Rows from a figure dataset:
[Start]

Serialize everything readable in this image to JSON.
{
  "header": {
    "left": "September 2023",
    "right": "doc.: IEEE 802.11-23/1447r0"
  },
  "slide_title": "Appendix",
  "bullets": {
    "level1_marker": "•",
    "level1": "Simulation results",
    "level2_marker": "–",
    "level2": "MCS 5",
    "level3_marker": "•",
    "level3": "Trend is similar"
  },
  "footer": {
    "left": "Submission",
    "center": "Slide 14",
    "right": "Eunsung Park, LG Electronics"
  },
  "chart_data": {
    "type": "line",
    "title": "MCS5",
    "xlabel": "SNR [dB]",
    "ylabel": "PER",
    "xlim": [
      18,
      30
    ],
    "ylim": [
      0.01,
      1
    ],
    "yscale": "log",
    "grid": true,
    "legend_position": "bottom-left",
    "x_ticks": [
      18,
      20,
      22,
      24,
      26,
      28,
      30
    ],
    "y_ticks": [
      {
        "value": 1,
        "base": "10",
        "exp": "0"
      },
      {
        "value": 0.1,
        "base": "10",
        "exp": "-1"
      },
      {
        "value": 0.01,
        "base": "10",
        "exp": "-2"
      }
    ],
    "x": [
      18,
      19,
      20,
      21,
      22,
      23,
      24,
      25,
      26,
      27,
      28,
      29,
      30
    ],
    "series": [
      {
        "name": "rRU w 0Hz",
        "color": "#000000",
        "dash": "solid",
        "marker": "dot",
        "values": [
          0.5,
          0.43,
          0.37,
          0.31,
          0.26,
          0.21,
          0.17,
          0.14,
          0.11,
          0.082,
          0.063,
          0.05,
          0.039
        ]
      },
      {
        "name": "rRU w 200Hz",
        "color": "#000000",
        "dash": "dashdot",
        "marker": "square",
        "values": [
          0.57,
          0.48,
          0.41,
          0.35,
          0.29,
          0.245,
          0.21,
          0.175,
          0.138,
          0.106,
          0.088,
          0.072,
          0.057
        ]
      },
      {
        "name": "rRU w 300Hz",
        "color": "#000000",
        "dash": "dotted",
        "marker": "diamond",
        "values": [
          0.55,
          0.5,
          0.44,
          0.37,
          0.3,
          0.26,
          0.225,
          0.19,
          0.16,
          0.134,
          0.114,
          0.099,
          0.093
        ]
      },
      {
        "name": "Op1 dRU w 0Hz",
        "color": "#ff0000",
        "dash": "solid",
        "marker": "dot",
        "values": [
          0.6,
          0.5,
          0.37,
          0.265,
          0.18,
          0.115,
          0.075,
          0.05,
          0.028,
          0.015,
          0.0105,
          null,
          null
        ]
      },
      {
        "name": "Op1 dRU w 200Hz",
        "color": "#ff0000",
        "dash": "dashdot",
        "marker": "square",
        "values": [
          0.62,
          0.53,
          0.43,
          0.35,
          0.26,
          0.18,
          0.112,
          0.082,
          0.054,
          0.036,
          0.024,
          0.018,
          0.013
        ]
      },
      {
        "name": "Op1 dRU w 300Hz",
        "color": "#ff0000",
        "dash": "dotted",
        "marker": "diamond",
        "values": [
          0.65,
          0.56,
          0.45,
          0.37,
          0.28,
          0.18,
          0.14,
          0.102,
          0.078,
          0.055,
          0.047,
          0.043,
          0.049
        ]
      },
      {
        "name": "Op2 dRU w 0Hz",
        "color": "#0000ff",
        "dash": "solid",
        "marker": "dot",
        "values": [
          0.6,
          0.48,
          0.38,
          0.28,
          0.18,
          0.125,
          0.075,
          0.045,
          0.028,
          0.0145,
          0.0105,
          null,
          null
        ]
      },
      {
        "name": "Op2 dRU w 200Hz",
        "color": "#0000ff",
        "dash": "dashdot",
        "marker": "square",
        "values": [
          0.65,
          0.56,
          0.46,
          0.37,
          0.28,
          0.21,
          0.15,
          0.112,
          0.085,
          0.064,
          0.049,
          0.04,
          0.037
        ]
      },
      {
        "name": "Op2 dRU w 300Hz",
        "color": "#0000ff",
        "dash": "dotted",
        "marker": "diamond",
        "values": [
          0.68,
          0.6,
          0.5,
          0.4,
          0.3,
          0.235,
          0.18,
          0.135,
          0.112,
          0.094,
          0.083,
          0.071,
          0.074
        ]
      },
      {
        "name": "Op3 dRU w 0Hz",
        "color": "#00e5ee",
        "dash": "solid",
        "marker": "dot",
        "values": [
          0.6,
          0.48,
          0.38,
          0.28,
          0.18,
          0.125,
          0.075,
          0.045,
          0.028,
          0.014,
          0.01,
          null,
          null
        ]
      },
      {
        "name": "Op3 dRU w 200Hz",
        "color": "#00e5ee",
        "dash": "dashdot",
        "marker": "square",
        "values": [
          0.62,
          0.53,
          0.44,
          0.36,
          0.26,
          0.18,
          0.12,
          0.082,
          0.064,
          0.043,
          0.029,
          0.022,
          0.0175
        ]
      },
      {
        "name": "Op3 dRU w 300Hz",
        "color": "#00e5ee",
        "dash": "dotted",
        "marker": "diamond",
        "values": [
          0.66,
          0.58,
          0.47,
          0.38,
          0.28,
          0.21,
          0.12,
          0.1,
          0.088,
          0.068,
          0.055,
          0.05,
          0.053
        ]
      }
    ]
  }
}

[End]

• Given instruction
Write out all records exactly, keeping every detail.

• Solution for this problem
Serialize everything readable in this image to JSON.
{
  "header": {
    "left": "September 2023",
    "right": "doc.: IEEE 802.11-23/1447r0"
  },
  "slide_title": "Appendix",
  "bullets": {
    "level1_marker": "•",
    "level1": "Simulation results",
    "level2_marker": "–",
    "level2": "MCS 5",
    "level3_marker": "•",
    "level3": "Trend is similar"
  },
  "footer": {
    "left": "Submission",
    "center": "Slide 14",
    "right": "Eunsung Park, LG Electronics"
  },
  "chart_data": {
    "type": "line",
    "title": "MCS5",
    "xlabel": "SNR [dB]",
    "ylabel": "PER",
    "xlim": [
      18,
      30
    ],
    "ylim": [
      0.01,
      1
    ],
    "yscale": "log",
    "grid": true,
    "legend_position": "bottom-left",
    "x_ticks": [
      18,
      20,
      22,
      24,
      26,
      28,
      30
    ],
    "y_ticks": [
      {
        "value": 1,
        "base": "10",
        "exp": "0"
      },
      {
        "value": 0.1,
        "base": "10",
        "exp": "-1"
      },
      {
        "value": 0.01,
        "base": "10",
        "exp": "-2"
      }
    ],
    "x": [
      18,
      19,
      20,
      21,
      22,
      23,
      24,
      25,
      26,
      27,
      28,
      29,
      30
    ],
    "series": [
      {
        "name": "rRU w 0Hz",
        "color": "#000000",
        "dash": "solid",
        "marker": "dot",
        "values": [
          0.5,
          0.43,
          0.37,
          0.31,
          0.26,
          0.21,
          0.17,
          0.14,
          0.11,
          0.082,
          0.063,
          0.05,
          0.039
        ]
      },
      {
        "name": "rRU w 200Hz",
        "color": "#000000",
        "dash": "dashdot",
        "marker": "square",
        "values": [
          0.57,
          0.48,
          0.41,
          0.35,
          0.29,
          0.245,
          0.21,
          0.175,
          0.138,
          0.106,
          0.088,
          0.072,
          0.057
        ]
      },
      {
        "name": "rRU w 300Hz",
        "color": "#000000",
        "dash": "dotted",
        "marker": "diamond",
        "values": [
          0.55,
          0.5,
          0.44,
          0.37,
          0.3,
          0.26,
          0.225,
          0.19,
          0.16,
          0.134,
          0.114,
          0.099,
          0.093
        ]
      },
      {
        "name": "Op1 dRU w 0Hz",
        "color": "#ff0000",
        "dash": "solid",
        "marker": "dot",
        "values": [
          0.6,
          0.5,
          0.37,
          0.265,
          0.18,
          0.115,
          0.075,
          0.05,
          0.028,
          0.015,
          0.0105,
          null,
          null
        ]
      },
      {
        "name": "Op1 dRU w 200Hz",
        "color": "#ff0000",
        "dash": "dashdot",
        "marker": "square",
        "values": [
          0.62,
          0.53,
          0.43,
          0.35,
          0.26,
          0.18,
          0.112,
          0.082,
          0.054,
          0.036,
          0.024,
          0.018,
          0.013
        ]
      },
      {
        "name": "Op1 dRU w 300Hz",
        "color": "#ff0000",
        "dash": "dotted",
        "marker": "diamond",
        "values": [
          0.65,
          0.56,
          0.45,
          0.37,
          0.28,
          0.18,
          0.14,
          0.102,
          0.078,
          0.055,
          0.047,
          0.043,
          0.049
        ]
      },
      {
        "name": "Op2 dRU w 0Hz",
        "color": "#0000ff",
        "dash": "solid",
        "marker": "dot",
        "values": [
          0.6,
          0.48,
          0.38,
          0.28,
          0.18,
          0.125,
          0.075,
          0.045,
          0.028,
          0.0145,
          0.0105,
          null,
          null
        ]
      },
      {
        "name": "Op2 dRU w 200Hz",
        "color": "#0000ff",
        "dash": "dashdot",
        "marker": "square",
        "values": [
          0.65,
          0.56,
          0.46,
          0.37,
          0.28,
          0.21,
          0.15,
          0.112,
          0.085,
          0.064,
          0.049,
          0.04,
          0.037
        ]
      },
      {
        "name": "Op2 dRU w 300Hz",
        "color": "#0000ff",
        "dash": "dotted",
        "marker": "diamond",
        "values": [
          0.68,
          0.6,
          0.5,
          0.4,
          0.3,
          0.235,
          0.18,
          0.135,
          0.112,
          0.094,
          0.083,
          0.071,
          0.074
        ]
      },
      {
        "name": "Op3 dRU w 0Hz",
        "color": "#00e5ee",
        "dash": "solid",
        "marker": "dot",
        "values": [
          0.6,
          0.48,
          0.38,
          0.28,
          0.18,
          0.125,
          0.075,
          0.045,
          0.028,
          0.014,
          0.01,
          null,
          null
        ]
      },
      {
        "name": "Op3 dRU w 200Hz",
        "color": "#00e5ee",
        "dash": "dashdot",
        "marker": "square",
        "values": [
          0.62,
          0.53,
          0.44,
          0.36,
          0.26,
          0.18,
          0.12,
          0.082,
          0.064,
          0.043,
          0.029,
          0.022,
          0.0175
        ]
      },
      {
        "name": "Op3 dRU w 300Hz",
        "color": "#00e5ee",
        "dash": "dotted",
        "marker": "diamond",
        "values": [
          0.66,
          0.58,
          0.47,
          0.38,
          0.28,
          0.21,
          0.12,
          0.1,
          0.088,
          0.068,
          0.055,
          0.05,
          0.053
        ]
      }
    ]
  }
}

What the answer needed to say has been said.